##### SUPPLIED RECORDS
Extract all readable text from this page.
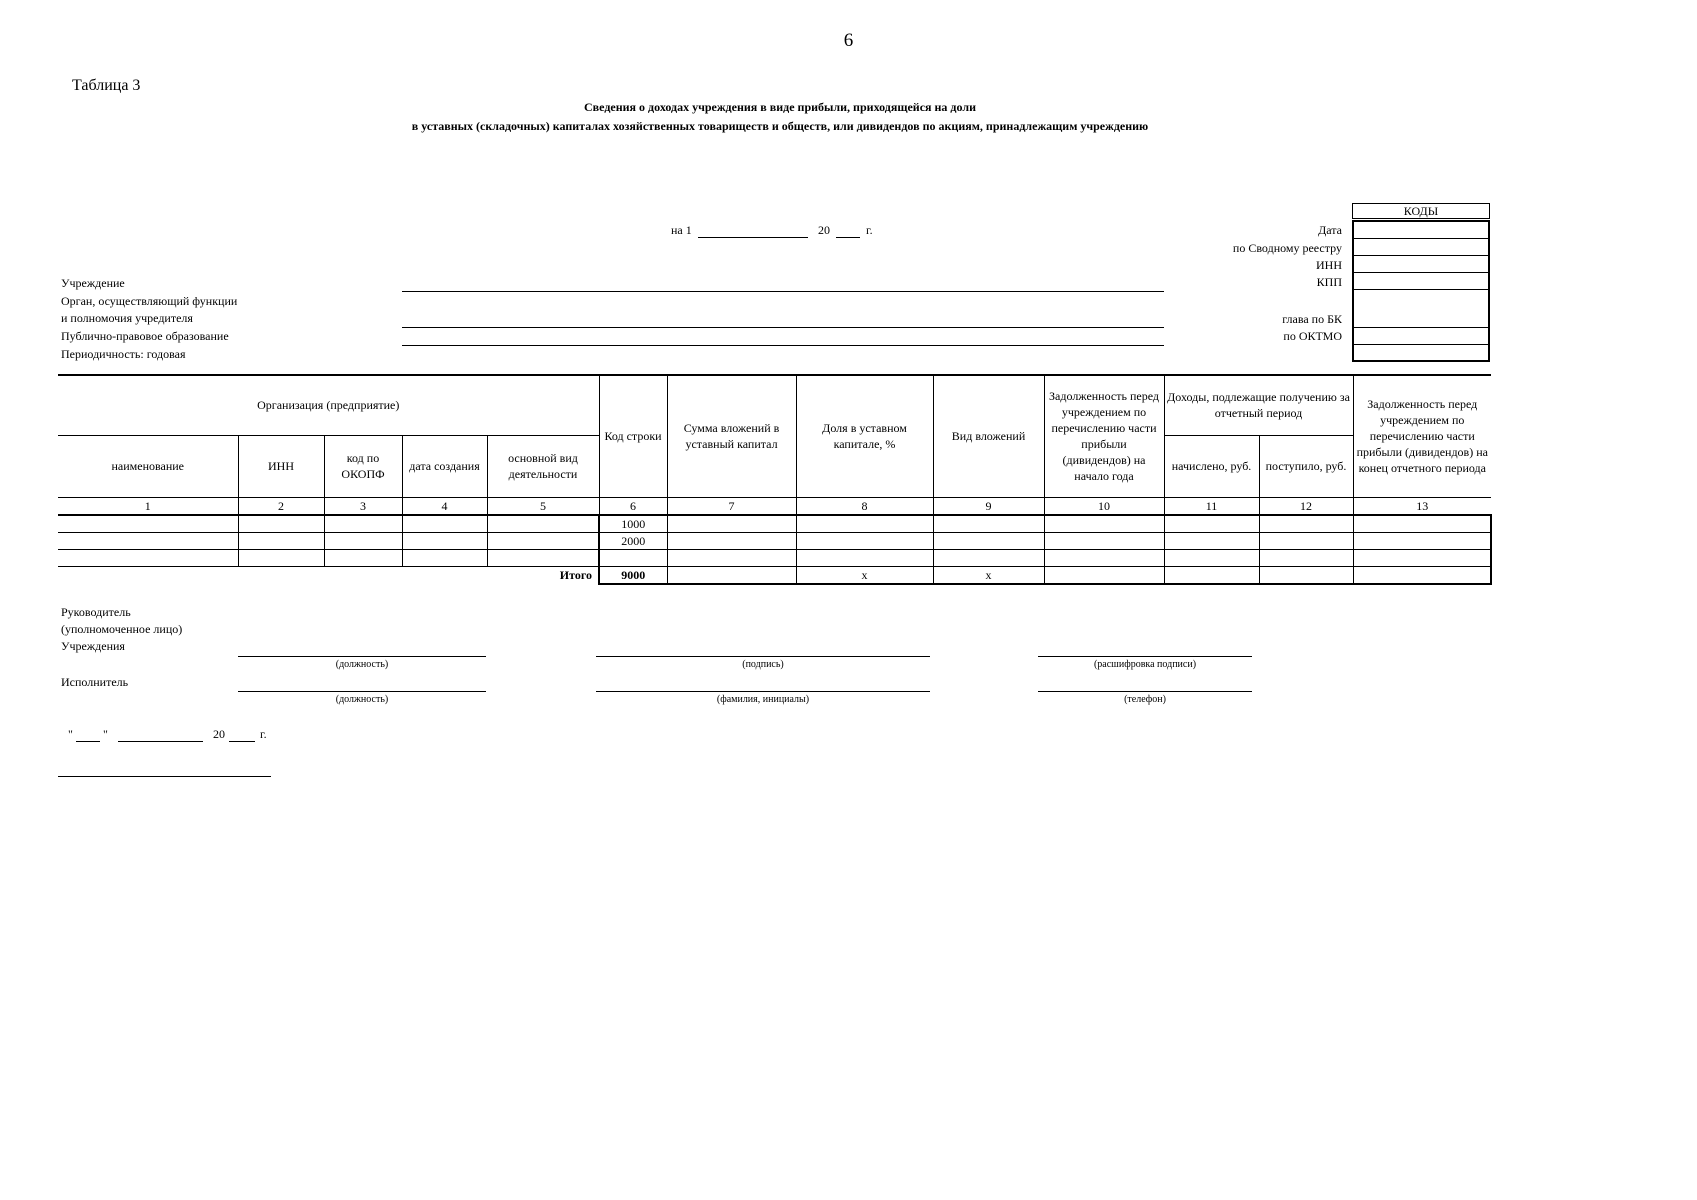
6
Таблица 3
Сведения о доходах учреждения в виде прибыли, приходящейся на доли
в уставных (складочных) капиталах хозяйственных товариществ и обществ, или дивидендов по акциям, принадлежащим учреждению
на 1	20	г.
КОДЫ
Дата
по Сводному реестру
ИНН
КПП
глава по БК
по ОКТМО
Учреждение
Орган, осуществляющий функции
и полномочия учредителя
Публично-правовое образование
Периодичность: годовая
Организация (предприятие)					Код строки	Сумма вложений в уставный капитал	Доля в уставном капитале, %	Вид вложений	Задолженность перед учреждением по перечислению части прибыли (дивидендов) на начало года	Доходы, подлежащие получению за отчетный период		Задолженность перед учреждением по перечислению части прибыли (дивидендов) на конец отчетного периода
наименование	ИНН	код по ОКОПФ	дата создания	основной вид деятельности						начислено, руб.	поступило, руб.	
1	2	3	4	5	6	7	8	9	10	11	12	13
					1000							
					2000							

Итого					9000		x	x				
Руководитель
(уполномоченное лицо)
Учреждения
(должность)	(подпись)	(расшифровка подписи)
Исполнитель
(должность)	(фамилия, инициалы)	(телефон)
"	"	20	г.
##########
##### SUPPLIED RECORDS
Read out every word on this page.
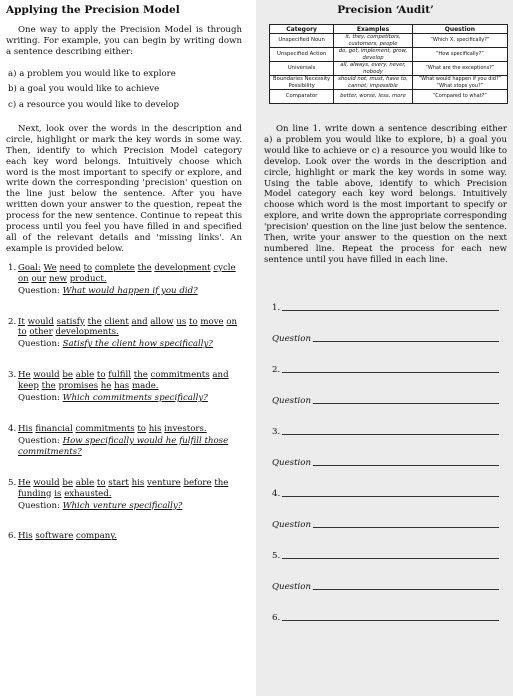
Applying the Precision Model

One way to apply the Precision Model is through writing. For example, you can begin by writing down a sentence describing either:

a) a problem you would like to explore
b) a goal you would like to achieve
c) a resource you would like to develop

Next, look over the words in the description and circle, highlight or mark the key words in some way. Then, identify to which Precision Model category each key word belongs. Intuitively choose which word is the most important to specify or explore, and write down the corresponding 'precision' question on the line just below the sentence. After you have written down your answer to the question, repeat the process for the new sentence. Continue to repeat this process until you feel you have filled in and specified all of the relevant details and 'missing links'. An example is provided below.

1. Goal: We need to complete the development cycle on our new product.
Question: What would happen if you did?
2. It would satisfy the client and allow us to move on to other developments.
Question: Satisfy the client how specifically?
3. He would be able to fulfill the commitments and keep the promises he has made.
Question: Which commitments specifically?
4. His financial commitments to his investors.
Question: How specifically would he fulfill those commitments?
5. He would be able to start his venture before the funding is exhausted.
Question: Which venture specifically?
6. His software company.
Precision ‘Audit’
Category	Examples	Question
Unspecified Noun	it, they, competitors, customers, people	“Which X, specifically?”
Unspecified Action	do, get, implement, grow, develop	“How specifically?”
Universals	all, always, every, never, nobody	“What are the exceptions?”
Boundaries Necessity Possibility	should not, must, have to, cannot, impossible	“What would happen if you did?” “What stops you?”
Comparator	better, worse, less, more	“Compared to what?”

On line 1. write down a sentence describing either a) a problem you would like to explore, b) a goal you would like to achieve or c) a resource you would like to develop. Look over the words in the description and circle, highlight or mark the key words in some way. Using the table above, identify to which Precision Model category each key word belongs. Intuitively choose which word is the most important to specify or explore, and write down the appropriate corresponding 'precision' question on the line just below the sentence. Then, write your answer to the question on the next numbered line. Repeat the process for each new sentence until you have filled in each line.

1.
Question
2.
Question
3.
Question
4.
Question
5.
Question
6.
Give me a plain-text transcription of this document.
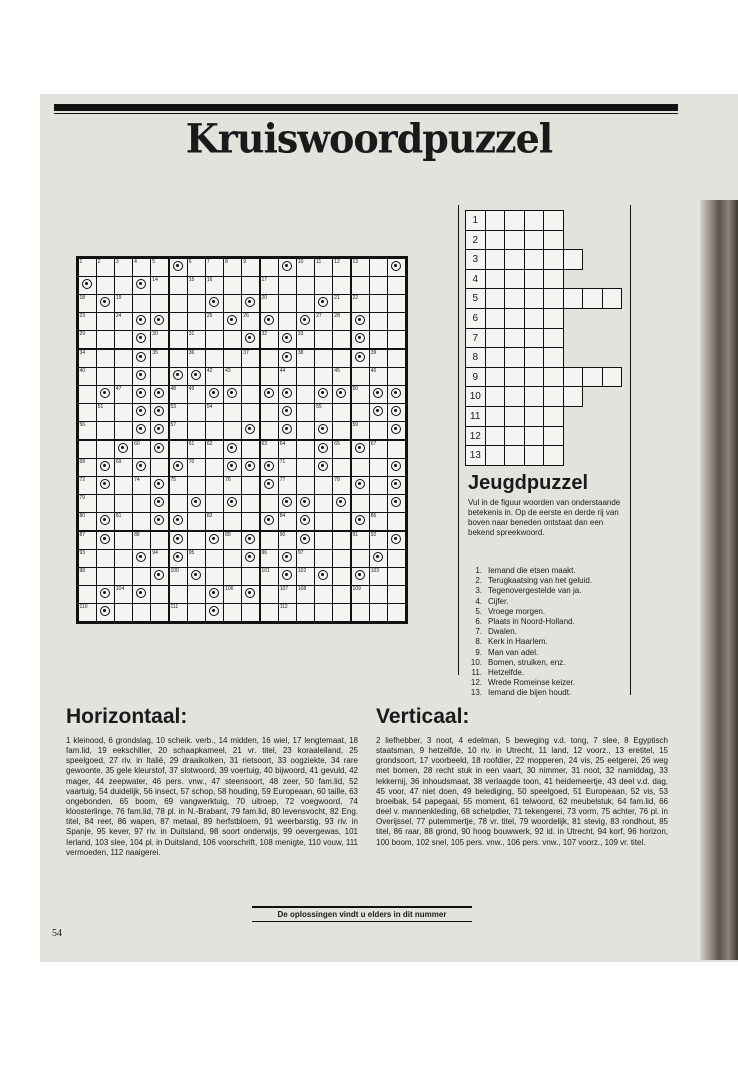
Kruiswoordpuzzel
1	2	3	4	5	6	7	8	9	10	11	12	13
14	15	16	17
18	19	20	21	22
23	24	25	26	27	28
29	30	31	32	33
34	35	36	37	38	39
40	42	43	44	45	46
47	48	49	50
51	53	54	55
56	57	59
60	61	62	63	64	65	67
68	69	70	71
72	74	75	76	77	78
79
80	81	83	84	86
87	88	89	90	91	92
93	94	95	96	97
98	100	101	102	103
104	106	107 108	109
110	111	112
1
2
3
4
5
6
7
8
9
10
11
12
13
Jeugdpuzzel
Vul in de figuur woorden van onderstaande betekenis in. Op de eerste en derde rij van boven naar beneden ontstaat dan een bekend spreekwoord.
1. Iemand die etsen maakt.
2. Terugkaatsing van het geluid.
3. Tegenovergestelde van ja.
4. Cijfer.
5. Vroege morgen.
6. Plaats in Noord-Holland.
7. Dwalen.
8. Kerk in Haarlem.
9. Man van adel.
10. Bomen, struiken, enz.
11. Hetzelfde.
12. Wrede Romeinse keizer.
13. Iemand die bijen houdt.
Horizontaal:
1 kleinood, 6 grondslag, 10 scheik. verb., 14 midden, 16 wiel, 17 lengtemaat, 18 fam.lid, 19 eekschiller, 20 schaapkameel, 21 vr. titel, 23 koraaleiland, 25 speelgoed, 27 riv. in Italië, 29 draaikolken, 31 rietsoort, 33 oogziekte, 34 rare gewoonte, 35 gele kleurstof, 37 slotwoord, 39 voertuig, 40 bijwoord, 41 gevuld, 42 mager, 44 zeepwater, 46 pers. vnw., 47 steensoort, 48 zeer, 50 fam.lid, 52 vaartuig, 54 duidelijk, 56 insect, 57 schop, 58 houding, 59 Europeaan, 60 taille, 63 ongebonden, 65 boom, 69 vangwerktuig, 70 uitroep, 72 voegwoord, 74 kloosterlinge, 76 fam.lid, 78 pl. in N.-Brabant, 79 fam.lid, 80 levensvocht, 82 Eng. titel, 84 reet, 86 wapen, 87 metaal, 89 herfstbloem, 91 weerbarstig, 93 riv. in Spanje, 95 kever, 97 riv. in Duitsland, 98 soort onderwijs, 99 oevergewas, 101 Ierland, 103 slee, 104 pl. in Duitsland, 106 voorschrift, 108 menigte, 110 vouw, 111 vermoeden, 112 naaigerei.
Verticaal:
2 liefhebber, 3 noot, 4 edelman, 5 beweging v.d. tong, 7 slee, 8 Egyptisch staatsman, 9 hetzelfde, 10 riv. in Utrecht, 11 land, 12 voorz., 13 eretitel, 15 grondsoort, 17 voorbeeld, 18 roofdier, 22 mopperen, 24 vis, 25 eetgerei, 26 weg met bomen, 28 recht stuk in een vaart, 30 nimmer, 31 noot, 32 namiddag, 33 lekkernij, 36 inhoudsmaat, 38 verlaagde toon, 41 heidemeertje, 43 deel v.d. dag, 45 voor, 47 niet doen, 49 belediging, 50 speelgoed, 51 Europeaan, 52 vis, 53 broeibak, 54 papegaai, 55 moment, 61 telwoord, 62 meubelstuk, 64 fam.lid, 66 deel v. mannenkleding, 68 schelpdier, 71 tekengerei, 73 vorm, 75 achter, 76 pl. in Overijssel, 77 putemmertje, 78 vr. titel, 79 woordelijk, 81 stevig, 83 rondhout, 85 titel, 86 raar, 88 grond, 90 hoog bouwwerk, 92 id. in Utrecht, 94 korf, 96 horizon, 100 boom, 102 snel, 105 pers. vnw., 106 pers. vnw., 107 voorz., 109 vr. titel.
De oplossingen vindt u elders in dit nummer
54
##########
GIVEN EXERCISE:
Show every line in the entries where the string "specifically" occurs.

ANSWER FOR THE TASK:
Question: Satisfy the client how specifically?
Question: Which commitments specifically?
Question: How specifically would he fulfill those commitments?
Question: Which venture specifically?
Unspecified Noun	it, they, competitors, customers, people	“Which X, specifically?”
Unspecified Action	do, get, implement, grow, develop	“How specifically?”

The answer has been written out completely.